## [REQUIREMENT]
Every line in the listing is to be echoed verbatim.

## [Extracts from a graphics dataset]
------------------------------

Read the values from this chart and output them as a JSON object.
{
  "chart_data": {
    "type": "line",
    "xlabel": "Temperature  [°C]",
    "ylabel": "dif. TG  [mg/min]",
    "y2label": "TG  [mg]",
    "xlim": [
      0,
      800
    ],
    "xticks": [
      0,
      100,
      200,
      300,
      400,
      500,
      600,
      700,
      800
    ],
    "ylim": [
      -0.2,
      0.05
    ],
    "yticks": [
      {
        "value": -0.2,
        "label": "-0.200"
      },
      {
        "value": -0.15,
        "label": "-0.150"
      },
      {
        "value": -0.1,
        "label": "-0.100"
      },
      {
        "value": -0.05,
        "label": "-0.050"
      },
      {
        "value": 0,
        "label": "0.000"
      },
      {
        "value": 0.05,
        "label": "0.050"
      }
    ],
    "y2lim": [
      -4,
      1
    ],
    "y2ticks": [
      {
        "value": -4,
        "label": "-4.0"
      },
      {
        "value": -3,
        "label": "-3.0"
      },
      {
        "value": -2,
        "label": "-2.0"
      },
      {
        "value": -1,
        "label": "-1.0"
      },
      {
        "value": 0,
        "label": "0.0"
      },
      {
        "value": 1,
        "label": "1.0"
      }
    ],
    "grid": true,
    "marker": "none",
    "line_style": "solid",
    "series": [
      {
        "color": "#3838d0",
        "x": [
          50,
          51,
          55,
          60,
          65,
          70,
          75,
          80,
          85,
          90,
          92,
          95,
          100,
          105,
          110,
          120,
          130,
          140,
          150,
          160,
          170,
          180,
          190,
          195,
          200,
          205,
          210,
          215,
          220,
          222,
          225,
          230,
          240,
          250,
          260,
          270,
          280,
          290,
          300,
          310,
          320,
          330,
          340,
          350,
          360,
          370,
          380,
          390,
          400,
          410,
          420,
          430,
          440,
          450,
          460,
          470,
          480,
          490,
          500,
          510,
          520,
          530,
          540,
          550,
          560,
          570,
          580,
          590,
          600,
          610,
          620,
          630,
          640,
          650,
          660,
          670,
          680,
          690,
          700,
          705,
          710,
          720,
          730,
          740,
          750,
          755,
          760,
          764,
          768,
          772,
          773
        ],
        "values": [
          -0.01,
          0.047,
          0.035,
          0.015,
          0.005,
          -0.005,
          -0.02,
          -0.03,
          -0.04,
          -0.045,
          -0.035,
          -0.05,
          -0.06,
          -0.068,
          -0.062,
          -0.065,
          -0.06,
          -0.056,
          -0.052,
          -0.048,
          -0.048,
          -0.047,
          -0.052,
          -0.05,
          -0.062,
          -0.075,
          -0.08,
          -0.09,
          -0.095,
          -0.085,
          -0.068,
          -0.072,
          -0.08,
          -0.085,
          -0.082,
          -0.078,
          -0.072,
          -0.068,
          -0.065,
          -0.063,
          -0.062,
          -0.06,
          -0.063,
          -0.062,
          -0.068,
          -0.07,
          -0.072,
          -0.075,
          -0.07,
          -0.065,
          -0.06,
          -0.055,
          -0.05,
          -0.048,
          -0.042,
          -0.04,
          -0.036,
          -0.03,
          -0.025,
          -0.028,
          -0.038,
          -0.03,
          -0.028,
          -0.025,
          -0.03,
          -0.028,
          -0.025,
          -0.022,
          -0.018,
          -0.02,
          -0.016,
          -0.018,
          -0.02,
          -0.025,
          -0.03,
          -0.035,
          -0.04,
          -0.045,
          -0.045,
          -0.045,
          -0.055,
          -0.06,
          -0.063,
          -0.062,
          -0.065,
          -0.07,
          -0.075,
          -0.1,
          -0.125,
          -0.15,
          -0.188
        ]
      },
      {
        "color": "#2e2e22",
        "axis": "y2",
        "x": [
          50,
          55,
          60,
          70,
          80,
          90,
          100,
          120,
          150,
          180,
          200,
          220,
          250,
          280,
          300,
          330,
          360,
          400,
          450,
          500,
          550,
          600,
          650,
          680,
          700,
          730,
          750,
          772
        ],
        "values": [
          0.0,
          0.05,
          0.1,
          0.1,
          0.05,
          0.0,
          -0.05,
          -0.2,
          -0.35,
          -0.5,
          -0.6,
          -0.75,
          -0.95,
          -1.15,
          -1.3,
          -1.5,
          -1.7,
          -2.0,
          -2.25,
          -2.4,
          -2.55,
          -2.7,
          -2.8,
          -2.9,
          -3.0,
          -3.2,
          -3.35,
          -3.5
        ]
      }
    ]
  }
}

------------------------------

## [WRITTEN RESPONSE]
Read the values from this chart and output them as a JSON object.
{
  "chart_data": {
    "type": "line",
    "xlabel": "Temperature  [°C]",
    "ylabel": "dif. TG  [mg/min]",
    "y2label": "TG  [mg]",
    "xlim": [
      0,
      800
    ],
    "xticks": [
      0,
      100,
      200,
      300,
      400,
      500,
      600,
      700,
      800
    ],
    "ylim": [
      -0.2,
      0.05
    ],
    "yticks": [
      {
        "value": -0.2,
        "label": "-0.200"
      },
      {
        "value": -0.15,
        "label": "-0.150"
      },
      {
        "value": -0.1,
        "label": "-0.100"
      },
      {
        "value": -0.05,
        "label": "-0.050"
      },
      {
        "value": 0,
        "label": "0.000"
      },
      {
        "value": 0.05,
        "label": "0.050"
      }
    ],
    "y2lim": [
      -4,
      1
    ],
    "y2ticks": [
      {
        "value": -4,
        "label": "-4.0"
      },
      {
        "value": -3,
        "label": "-3.0"
      },
      {
        "value": -2,
        "label": "-2.0"
      },
      {
        "value": -1,
        "label": "-1.0"
      },
      {
        "value": 0,
        "label": "0.0"
      },
      {
        "value": 1,
        "label": "1.0"
      }
    ],
    "grid": true,
    "marker": "none",
    "line_style": "solid",
    "series": [
      {
        "color": "#3838d0",
        "x": [
          50,
          51,
          55,
          60,
          65,
          70,
          75,
          80,
          85,
          90,
          92,
          95,
          100,
          105,
          110,
          120,
          130,
          140,
          150,
          160,
          170,
          180,
          190,
          195,
          200,
          205,
          210,
          215,
          220,
          222,
          225,
          230,
          240,
          250,
          260,
          270,
          280,
          290,
          300,
          310,
          320,
          330,
          340,
          350,
          360,
          370,
          380,
          390,
          400,
          410,
          420,
          430,
          440,
          450,
          460,
          470,
          480,
          490,
          500,
          510,
          520,
          530,
          540,
          550,
          560,
          570,
          580,
          590,
          600,
          610,
          620,
          630,
          640,
          650,
          660,
          670,
          680,
          690,
          700,
          705,
          710,
          720,
          730,
          740,
          750,
          755,
          760,
          764,
          768,
          772,
          773
        ],
        "values": [
          -0.01,
          0.047,
          0.035,
          0.015,
          0.005,
          -0.005,
          -0.02,
          -0.03,
          -0.04,
          -0.045,
          -0.035,
          -0.05,
          -0.06,
          -0.068,
          -0.062,
          -0.065,
          -0.06,
          -0.056,
          -0.052,
          -0.048,
          -0.048,
          -0.047,
          -0.052,
          -0.05,
          -0.062,
          -0.075,
          -0.08,
          -0.09,
          -0.095,
          -0.085,
          -0.068,
          -0.072,
          -0.08,
          -0.085,
          -0.082,
          -0.078,
          -0.072,
          -0.068,
          -0.065,
          -0.063,
          -0.062,
          -0.06,
          -0.063,
          -0.062,
          -0.068,
          -0.07,
          -0.072,
          -0.075,
          -0.07,
          -0.065,
          -0.06,
          -0.055,
          -0.05,
          -0.048,
          -0.042,
          -0.04,
          -0.036,
          -0.03,
          -0.025,
          -0.028,
          -0.038,
          -0.03,
          -0.028,
          -0.025,
          -0.03,
          -0.028,
          -0.025,
          -0.022,
          -0.018,
          -0.02,
          -0.016,
          -0.018,
          -0.02,
          -0.025,
          -0.03,
          -0.035,
          -0.04,
          -0.045,
          -0.045,
          -0.045,
          -0.055,
          -0.06,
          -0.063,
          -0.062,
          -0.065,
          -0.07,
          -0.075,
          -0.1,
          -0.125,
          -0.15,
          -0.188
        ]
      },
      {
        "color": "#2e2e22",
        "axis": "y2",
        "x": [
          50,
          55,
          60,
          70,
          80,
          90,
          100,
          120,
          150,
          180,
          200,
          220,
          250,
          280,
          300,
          330,
          360,
          400,
          450,
          500,
          550,
          600,
          650,
          680,
          700,
          730,
          750,
          772
        ],
        "values": [
          0.0,
          0.05,
          0.1,
          0.1,
          0.05,
          0.0,
          -0.05,
          -0.2,
          -0.35,
          -0.5,
          -0.6,
          -0.75,
          -0.95,
          -1.15,
          -1.3,
          -1.5,
          -1.7,
          -2.0,
          -2.25,
          -2.4,
          -2.55,
          -2.7,
          -2.8,
          -2.9,
          -3.0,
          -3.2,
          -3.35,
          -3.5
        ]
      }
    ]
  }
}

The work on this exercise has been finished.